Dataset records >>

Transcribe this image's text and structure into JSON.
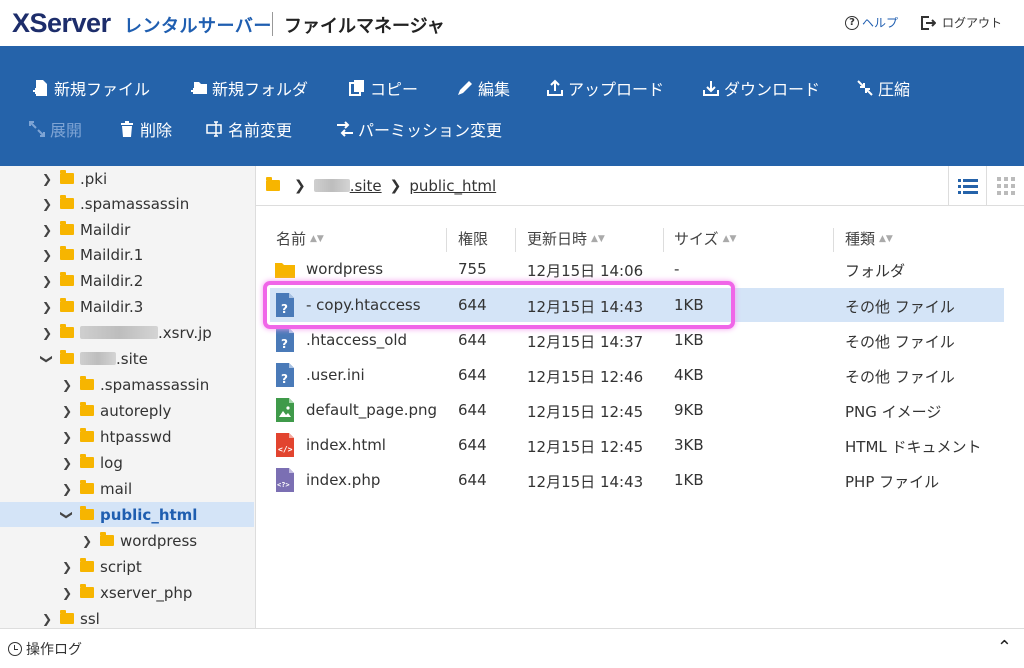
{
  "header": {
    "logo": "XServer",
    "logo_sub": "レンタルサーバー",
    "title": "ファイルマネージャ",
    "help_label": "ヘルプ",
    "logout_label": "ログアウト"
  },
  "toolbar": {
    "new_file": "新規ファイル",
    "new_folder": "新規フォルダ",
    "copy": "コピー",
    "edit": "編集",
    "upload": "アップロード",
    "download": "ダウンロード",
    "compress": "圧縮",
    "extract": "展開",
    "delete": "削除",
    "rename": "名前変更",
    "permission": "パーミッション変更"
  },
  "sidebar": {
    "items": [
      {
        "label": ".pki"
      },
      {
        "label": ".spamassassin"
      },
      {
        "label": "Maildir"
      },
      {
        "label": "Maildir.1"
      },
      {
        "label": "Maildir.2"
      },
      {
        "label": "Maildir.3"
      },
      {
        "label": ".xsrv.jp"
      },
      {
        "label": ".site"
      },
      {
        "label": ".spamassassin"
      },
      {
        "label": "autoreply"
      },
      {
        "label": "htpasswd"
      },
      {
        "label": "log"
      },
      {
        "label": "mail"
      },
      {
        "label": "public_html"
      },
      {
        "label": "wordpress"
      },
      {
        "label": "script"
      },
      {
        "label": "xserver_php"
      },
      {
        "label": "ssl"
      }
    ]
  },
  "breadcrumb": {
    "site": ".site",
    "current": "public_html"
  },
  "table": {
    "headers": {
      "name": "名前",
      "perm": "権限",
      "date": "更新日時",
      "size": "サイズ",
      "type": "種類"
    },
    "rows": [
      {
        "name": "wordpress",
        "perm": "755",
        "date": "12月15日 14:06",
        "size": "-",
        "type": "フォルダ",
        "icon": "folder-icon"
      },
      {
        "name": "- copy.htaccess",
        "perm": "644",
        "date": "12月15日 14:43",
        "size": "1KB",
        "type": "その他 ファイル",
        "icon": "unknown-file-icon"
      },
      {
        "name": ".htaccess_old",
        "perm": "644",
        "date": "12月15日 14:37",
        "size": "1KB",
        "type": "その他 ファイル",
        "icon": "unknown-file-icon"
      },
      {
        "name": ".user.ini",
        "perm": "644",
        "date": "12月15日 12:46",
        "size": "4KB",
        "type": "その他 ファイル",
        "icon": "unknown-file-icon"
      },
      {
        "name": "default_page.png",
        "perm": "644",
        "date": "12月15日 12:45",
        "size": "9KB",
        "type": "PNG イメージ",
        "icon": "image-file-icon"
      },
      {
        "name": "index.html",
        "perm": "644",
        "date": "12月15日 12:45",
        "size": "3KB",
        "type": "HTML ドキュメント",
        "icon": "html-file-icon"
      },
      {
        "name": "index.php",
        "perm": "644",
        "date": "12月15日 14:43",
        "size": "1KB",
        "type": "PHP ファイル",
        "icon": "php-file-icon"
      }
    ]
  },
  "bottombar": {
    "label": "操作ログ"
  },
  "colors": {
    "toolbar_bg": "#2563aa",
    "selection_bg": "#d4e4f7",
    "highlight": "#f066e8",
    "folder": "#f7b500"
  }
}
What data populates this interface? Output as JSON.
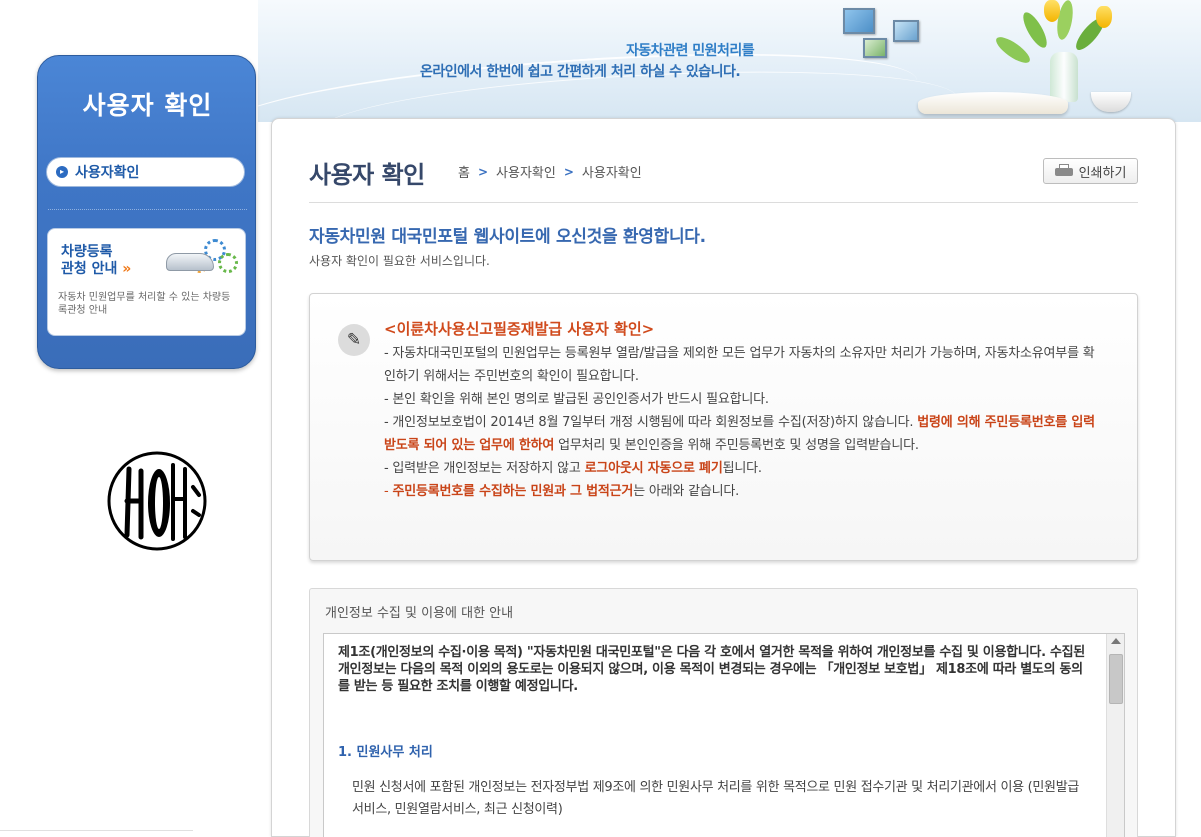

Problem statement >>
Using the records above, retype everything exactly except the pictures.

Solution to the exercise >>
Transcribe this image's text and structure into JSON.
{
  "header": {
    "logo": "XServer",
    "logo_sub": "レンタルサーバー",
    "title": "ファイルマネージャ",
    "help_label": "ヘルプ",
    "logout_label": "ログアウト"
  },
  "toolbar": {
    "new_file": "新規ファイル",
    "new_folder": "新規フォルダ",
    "copy": "コピー",
    "edit": "編集",
    "upload": "アップロード",
    "download": "ダウンロード",
    "compress": "圧縮",
    "extract": "展開",
    "delete": "削除",
    "rename": "名前変更",
    "permission": "パーミッション変更"
  },
  "sidebar": {
    "items": [
      {
        "label": ".pki"
      },
      {
        "label": ".spamassassin"
      },
      {
        "label": "Maildir"
      },
      {
        "label": "Maildir.1"
      },
      {
        "label": "Maildir.2"
      },
      {
        "label": "Maildir.3"
      },
      {
        "label": ".xsrv.jp"
      },
      {
        "label": ".site"
      },
      {
        "label": ".spamassassin"
      },
      {
        "label": "autoreply"
      },
      {
        "label": "htpasswd"
      },
      {
        "label": "log"
      },
      {
        "label": "mail"
      },
      {
        "label": "public_html"
      },
      {
        "label": "wordpress"
      },
      {
        "label": "script"
      },
      {
        "label": "xserver_php"
      },
      {
        "label": "ssl"
      }
    ]
  },
  "breadcrumb": {
    "site": ".site",
    "current": "public_html"
  },
  "table": {
    "headers": {
      "name": "名前",
      "perm": "権限",
      "date": "更新日時",
      "size": "サイズ",
      "type": "種類"
    },
    "rows": [
      {
        "name": "wordpress",
        "perm": "755",
        "date": "12月15日 14:06",
        "size": "-",
        "type": "フォルダ",
        "icon": "folder-icon"
      },
      {
        "name": "- copy.htaccess",
        "perm": "644",
        "date": "12月15日 14:43",
        "size": "1KB",
        "type": "その他 ファイル",
        "icon": "unknown-file-icon"
      },
      {
        "name": ".htaccess_old",
        "perm": "644",
        "date": "12月15日 14:37",
        "size": "1KB",
        "type": "その他 ファイル",
        "icon": "unknown-file-icon"
      },
      {
        "name": ".user.ini",
        "perm": "644",
        "date": "12月15日 12:46",
        "size": "4KB",
        "type": "その他 ファイル",
        "icon": "unknown-file-icon"
      },
      {
        "name": "default_page.png",
        "perm": "644",
        "date": "12月15日 12:45",
        "size": "9KB",
        "type": "PNG イメージ",
        "icon": "image-file-icon"
      },
      {
        "name": "index.html",
        "perm": "644",
        "date": "12月15日 12:45",
        "size": "3KB",
        "type": "HTML ドキュメント",
        "icon": "html-file-icon"
      },
      {
        "name": "index.php",
        "perm": "644",
        "date": "12月15日 14:43",
        "size": "1KB",
        "type": "PHP ファイル",
        "icon": "php-file-icon"
      }
    ]
  },
  "bottombar": {
    "label": "操作ログ"
  },
  "colors": {
    "toolbar_bg": "#2563aa",
    "selection_bg": "#d4e4f7",
    "highlight": "#f066e8",
    "folder": "#f7b500"
  }
}
What data populates this interface? Output as JSON.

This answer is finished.